ELENA SCOLARI | Una vedova che veste il lutto da mesi e che pare intenzionata a rimanere fedele, per puntiglio più che per vero affetto, al defunto marito fedifrago; un professore con l’asma, sottomesso dalla moglie, rigida tenutaria di un collegio; un acciaccato proprietario terriero che vuole chiedere in sposa la figlia del vicino confinante ma è talmente maldestro da rischiare il rifiuto pur di mantenere il punto in futili discussioni. Questi i protagonisti dei Tre atti unici di Anton Čechov messi in scena da Peter Stein con il titolo Crisi di nervi, coproduzione di Tieffe Teatro e Teatro Biondo di Palermo, in prima nazionale la settimana scorsa sul palco del Menotti di Milano, per la direzione artistica di Emilio Russo.
Grazie a recenti allestimenti del drammaturgo russo che, finalmente, non sacrificano la vena di humour dell’autore, ormai dovremmo sapere che Čechov fa anche ridere. Lo sappiamo, vero? Se la risposta invece fosse no, allora si può riparare vedendo proprio questo spettacolo (che sarà in tournée anche nella Stagione 2024/25), in cui si apprezzano – con grande godimento – l’interpretazione sempre conscia dell’ironia che soggiace a tutte le situazioni, la direzione sicura e netta di un grande regista, i costumi curati di Anna Maria Heinreich, le luci pulite di Andrea Violato, le scene eleganti di Ferdinand Woegerbauer, la sagacia irresistibile dei testi.
I tre atti unici, L’orso, I danni del tabacco e La proposta di matrimonio, sono rappresentati in quest’ordine ed è la giusta combinazione per accompagnare lo spettatore, prima sorprendendolo con il colpo di scena de L’orso, poi facendolo respirare con lo spirito più sottile e malinconico de I danni del tabacco e, infine, trascinandolo alle risate più rotonde con La proposta di matrimonio.

++++++

Secondo il testo fornito, in quale ordine vanno in scena i tre atti unici?

++++++

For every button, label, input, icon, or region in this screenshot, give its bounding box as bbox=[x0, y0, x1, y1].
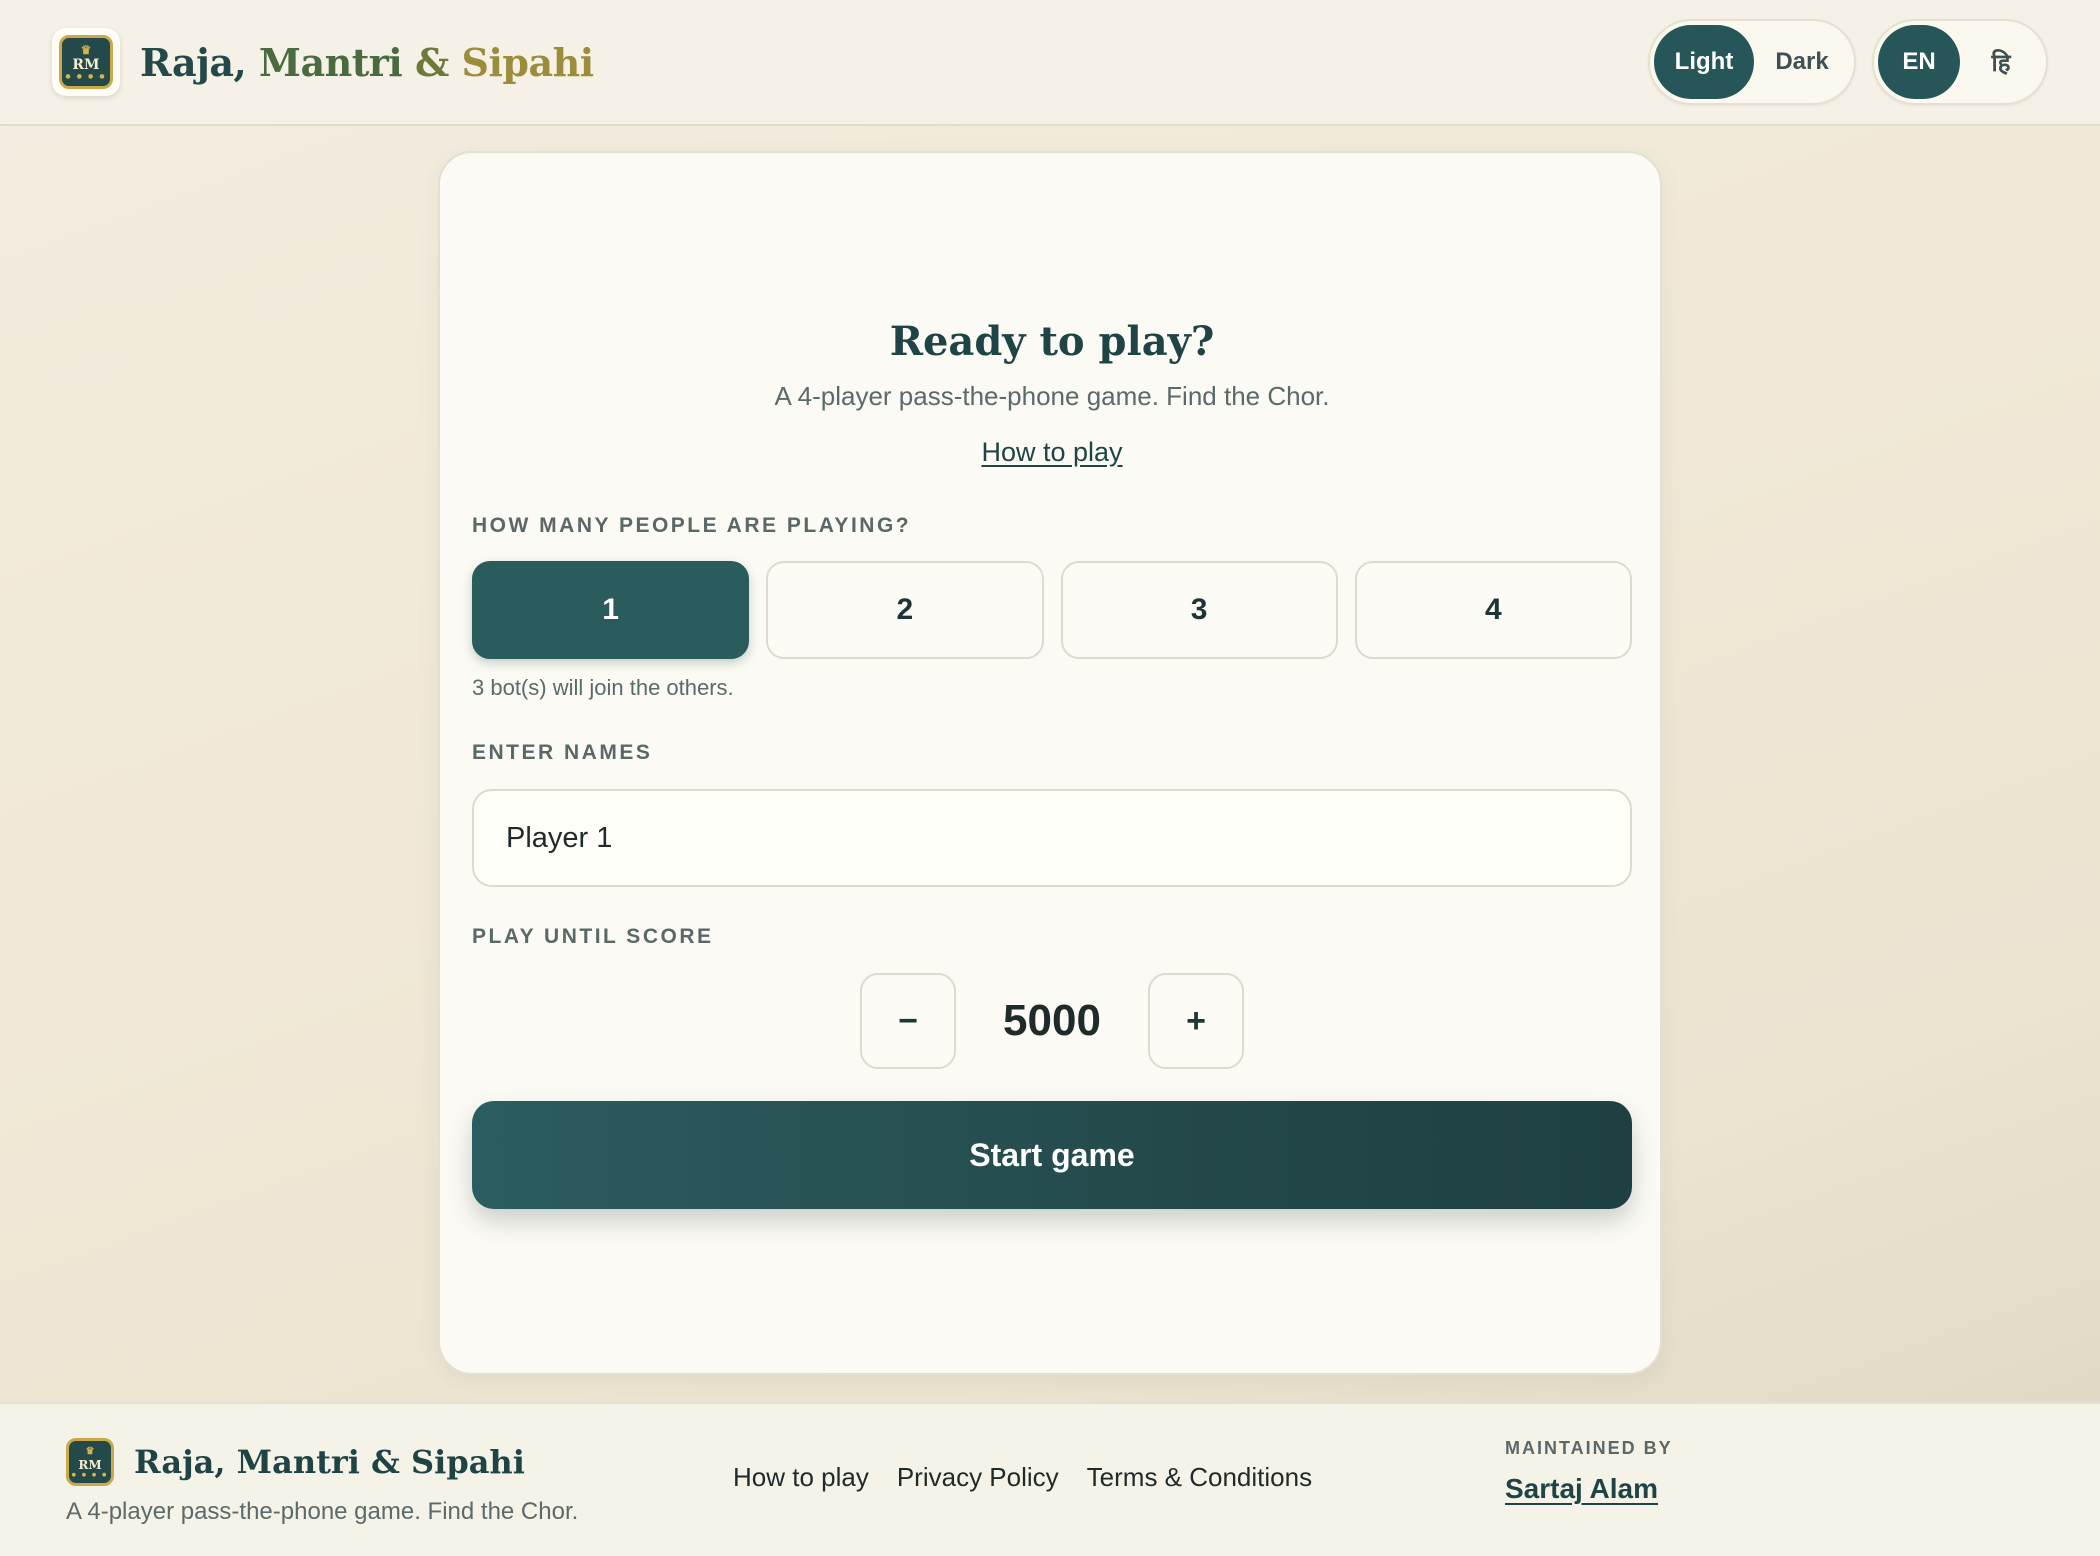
theme-toggle: Light Dark bbox=[1648, 19, 1856, 105]
score-label: PLAY UNTIL SCORE bbox=[472, 925, 714, 948]
maintainer-link[interactable]: Sartaj Alam bbox=[1505, 1473, 1673, 1505]
title-part-mantri: Mantri bbox=[258, 39, 415, 85]
footer-crown-icon: ♛ bbox=[85, 1445, 95, 1457]
player-count-2-button[interactable]: 2 bbox=[766, 561, 1044, 659]
footer-brand: ♛ RM ● ● ● ● Raja, Mantri & Sipahi bbox=[66, 1438, 525, 1486]
title-part-amp: & bbox=[414, 39, 462, 85]
start-game-button[interactable]: Start game bbox=[472, 1101, 1632, 1209]
player-count-4-button[interactable]: 4 bbox=[1354, 561, 1632, 659]
maintainer-block: MAINTAINED BY Sartaj Alam bbox=[1505, 1438, 1673, 1505]
bots-note: 3 bot(s) will join the others. bbox=[472, 675, 734, 700]
footer-crown-logo-icon: ♛ RM ● ● ● ● bbox=[66, 1438, 114, 1486]
names-label: ENTER NAMES bbox=[472, 741, 653, 764]
logo-text: RM bbox=[72, 57, 100, 73]
app-header: ♛ RM ● ● ● ● Raja, Mantri & Sipahi Light… bbox=[0, 0, 2100, 126]
player-1-name-input[interactable] bbox=[472, 789, 1632, 887]
footer-logo-text: RM bbox=[78, 1457, 102, 1472]
theme-light-button[interactable]: Light bbox=[1654, 25, 1754, 99]
maintained-by-label: MAINTAINED BY bbox=[1505, 1438, 1673, 1458]
player-count-selector: 1 2 3 4 bbox=[472, 561, 1632, 659]
player-count-1-button[interactable]: 1 bbox=[472, 561, 750, 659]
language-toggle: EN हि bbox=[1872, 19, 2048, 105]
footer-logo-dots: ● ● ● ● bbox=[71, 1471, 109, 1478]
players-label: HOW MANY PEOPLE ARE PLAYING? bbox=[472, 514, 912, 537]
page-title: Ready to play? bbox=[889, 318, 1215, 365]
crown-logo-icon: ♛ RM ● ● ● ● bbox=[59, 35, 113, 89]
app-logo: ♛ RM ● ● ● ● bbox=[52, 28, 120, 96]
app-title: Raja, Mantri & Sipahi bbox=[140, 40, 594, 85]
theme-dark-button[interactable]: Dark bbox=[1754, 25, 1850, 99]
setup-card: Ready to play? A 4-player pass-the-phone… bbox=[438, 151, 1662, 1375]
how-to-play-row: How to play bbox=[472, 437, 1632, 468]
logo-dots: ● ● ● ● bbox=[65, 73, 107, 80]
increase-score-button[interactable]: + bbox=[1148, 973, 1244, 1069]
footer-title: Raja, Mantri & Sipahi bbox=[134, 1443, 525, 1481]
footer-privacy-link[interactable]: Privacy Policy bbox=[897, 1462, 1059, 1493]
footer-tagline: A 4-player pass-the-phone game. Find the… bbox=[66, 1498, 579, 1525]
score-stepper: − 5000 + bbox=[472, 973, 1632, 1069]
footer-links: How to play Privacy Policy Terms & Condi… bbox=[733, 1462, 1312, 1493]
decrease-score-button[interactable]: − bbox=[860, 973, 956, 1069]
page-subtitle: A 4-player pass-the-phone game. Find the… bbox=[774, 381, 1330, 411]
app-footer: ♛ RM ● ● ● ● Raja, Mantri & Sipahi A 4-p… bbox=[0, 1402, 2100, 1556]
target-score-value: 5000 bbox=[1003, 996, 1101, 1045]
title-part-raja: Raja, bbox=[140, 39, 259, 85]
lang-en-button[interactable]: EN bbox=[1878, 25, 1960, 99]
header-toggles: Light Dark EN हि bbox=[1648, 19, 2048, 105]
footer-terms-link[interactable]: Terms & Conditions bbox=[1087, 1462, 1312, 1493]
footer-how-to-play-link[interactable]: How to play bbox=[733, 1462, 869, 1493]
player-count-3-button[interactable]: 3 bbox=[1060, 561, 1338, 659]
crown-icon: ♛ bbox=[80, 43, 92, 57]
how-to-play-link[interactable]: How to play bbox=[981, 437, 1122, 467]
title-part-sipahi: Sipahi bbox=[461, 39, 595, 85]
lang-hi-button[interactable]: हि bbox=[1960, 25, 2042, 99]
brand[interactable]: ♛ RM ● ● ● ● Raja, Mantri & Sipahi bbox=[52, 28, 594, 96]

++++++

■ **Risposta**
L'orso, poi I danni del tabacco e infine La proposta di matrimonio.